* THE EXERCISE *
Each entry here needs to be set down again exactly, please; pictures are left out.
------ ROWS ------
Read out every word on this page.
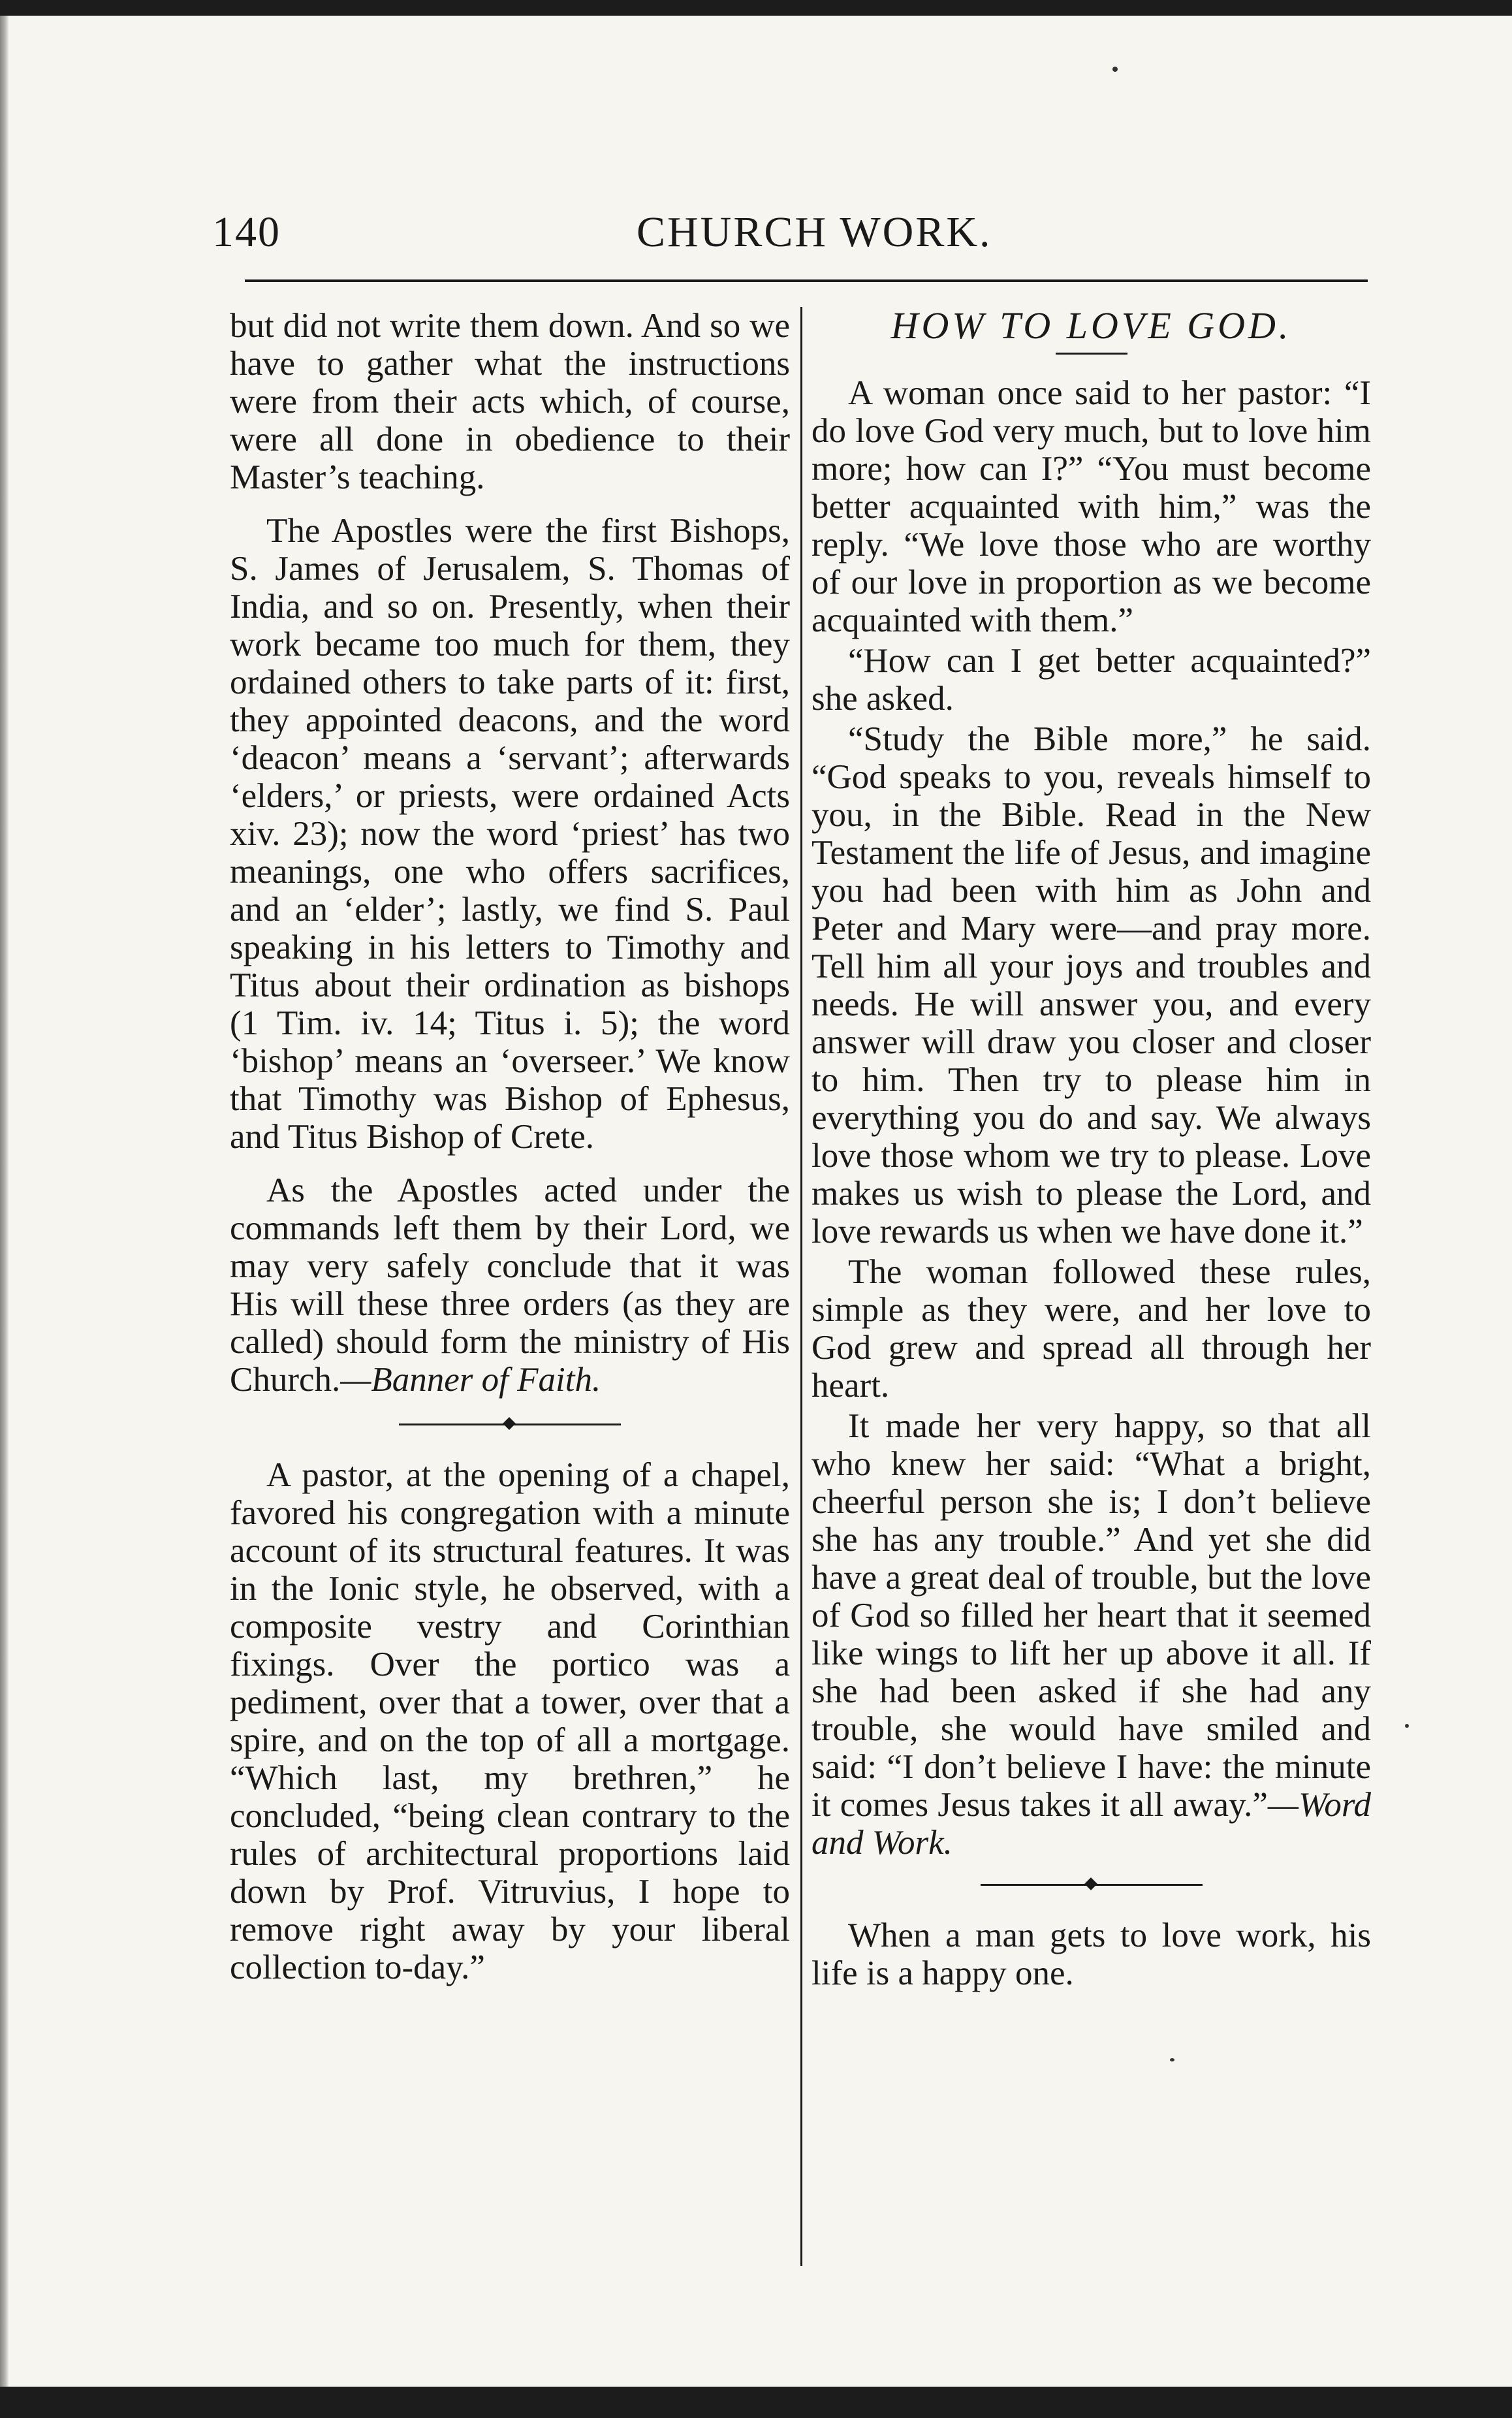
140	CHURCH WORK.

but did not write them down. And so we have to gather what the instructions were from their acts which, of course, were all done in obedience to their Master’s teaching.

The Apostles were the first Bishops, S. James of Jerusalem, S. Thomas of India, and so on. Presently, when their work became too much for them, they ordained others to take parts of it: first, they appointed deacons, and the word ‘deacon’ means a ‘servant’; afterwards ‘elders,’ or priests, were ordained Acts xiv. 23); now the word ‘priest’ has two meanings, one who offers sacrifices, and an ‘elder’; lastly, we find S. Paul speaking in his letters to Timothy and Titus about their ordination as bishops (1 Tim. iv. 14; Titus i. 5); the word ‘bishop’ means an ‘overseer.’ We know that Timothy was Bishop of Ephesus, and Titus Bishop of Crete.

As the Apostles acted under the commands left them by their Lord, we may very safely conclude that it was His will these three orders (as they are called) should form the ministry of His Church.—Banner of Faith.

A pastor, at the opening of a chapel, favored his congregation with a minute account of its structural features. It was in the Ionic style, he observed, with a composite vestry and Corinthian fixings. Over the portico was a pediment, over that a tower, over that a spire, and on the top of all a mortgage. “Which last, my brethren,” he concluded, “being clean contrary to the rules of architectural proportions laid down by Prof. Vitruvius, I hope to remove right away by your liberal collection to-day.”

HOW TO LOVE GOD.

A woman once said to her pastor: “I do love God very much, but to love him more; how can I?” “You must become better acquainted with him,” was the reply. “We love those who are worthy of our love in proportion as we become acquainted with them.”

“How can I get better acquainted?” she asked.

“Study the Bible more,” he said. “God speaks to you, reveals himself to you, in the Bible. Read in the New Testament the life of Jesus, and imagine you had been with him as John and Peter and Mary were—and pray more. Tell him all your joys and troubles and needs. He will answer you, and every answer will draw you closer and closer to him. Then try to please him in everything you do and say. We always love those whom we try to please. Love makes us wish to please the Lord, and love rewards us when we have done it.”

The woman followed these rules, simple as they were, and her love to God grew and spread all through her heart.

It made her very happy, so that all who knew her said: “What a bright, cheerful person she is; I don’t believe she has any trouble.” And yet she did have a great deal of trouble, but the love of God so filled her heart that it seemed like wings to lift her up above it all. If she had been asked if she had any trouble, she would have smiled and said: “I don’t believe I have: the minute it comes Jesus takes it all away.”—Word and Work.

When a man gets to love work, his life is a happy one.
------
* SOLUTION TO THE EXERCISE *
Read out every word on this page.
140	CHURCH WORK.

but did not write them down. And so we have to gather what the instructions were from their acts which, of course, were all done in obedience to their Master’s teaching.

The Apostles were the first Bishops, S. James of Jerusalem, S. Thomas of India, and so on. Presently, when their work became too much for them, they ordained others to take parts of it: first, they appointed deacons, and the word ‘deacon’ means a ‘servant’; afterwards ‘elders,’ or priests, were ordained Acts xiv. 23); now the word ‘priest’ has two meanings, one who offers sacrifices, and an ‘elder’; lastly, we find S. Paul speaking in his letters to Timothy and Titus about their ordination as bishops (1 Tim. iv. 14; Titus i. 5); the word ‘bishop’ means an ‘overseer.’ We know that Timothy was Bishop of Ephesus, and Titus Bishop of Crete.

As the Apostles acted under the commands left them by their Lord, we may very safely conclude that it was His will these three orders (as they are called) should form the ministry of His Church.—Banner of Faith.

A pastor, at the opening of a chapel, favored his congregation with a minute account of its structural features. It was in the Ionic style, he observed, with a composite vestry and Corinthian fixings. Over the portico was a pediment, over that a tower, over that a spire, and on the top of all a mortgage. “Which last, my brethren,” he concluded, “being clean contrary to the rules of architectural proportions laid down by Prof. Vitruvius, I hope to remove right away by your liberal collection to-day.”

HOW TO LOVE GOD.

A woman once said to her pastor: “I do love God very much, but to love him more; how can I?” “You must become better acquainted with him,” was the reply. “We love those who are worthy of our love in proportion as we become acquainted with them.”

“How can I get better acquainted?” she asked.

“Study the Bible more,” he said. “God speaks to you, reveals himself to you, in the Bible. Read in the New Testament the life of Jesus, and imagine you had been with him as John and Peter and Mary were—and pray more. Tell him all your joys and troubles and needs. He will answer you, and every answer will draw you closer and closer to him. Then try to please him in everything you do and say. We always love those whom we try to please. Love makes us wish to please the Lord, and love rewards us when we have done it.”

The woman followed these rules, simple as they were, and her love to God grew and spread all through her heart.

It made her very happy, so that all who knew her said: “What a bright, cheerful person she is; I don’t believe she has any trouble.” And yet she did have a great deal of trouble, but the love of God so filled her heart that it seemed like wings to lift her up above it all. If she had been asked if she had any trouble, she would have smiled and said: “I don’t believe I have: the minute it comes Jesus takes it all away.”—Word and Work.

When a man gets to love work, his life is a happy one.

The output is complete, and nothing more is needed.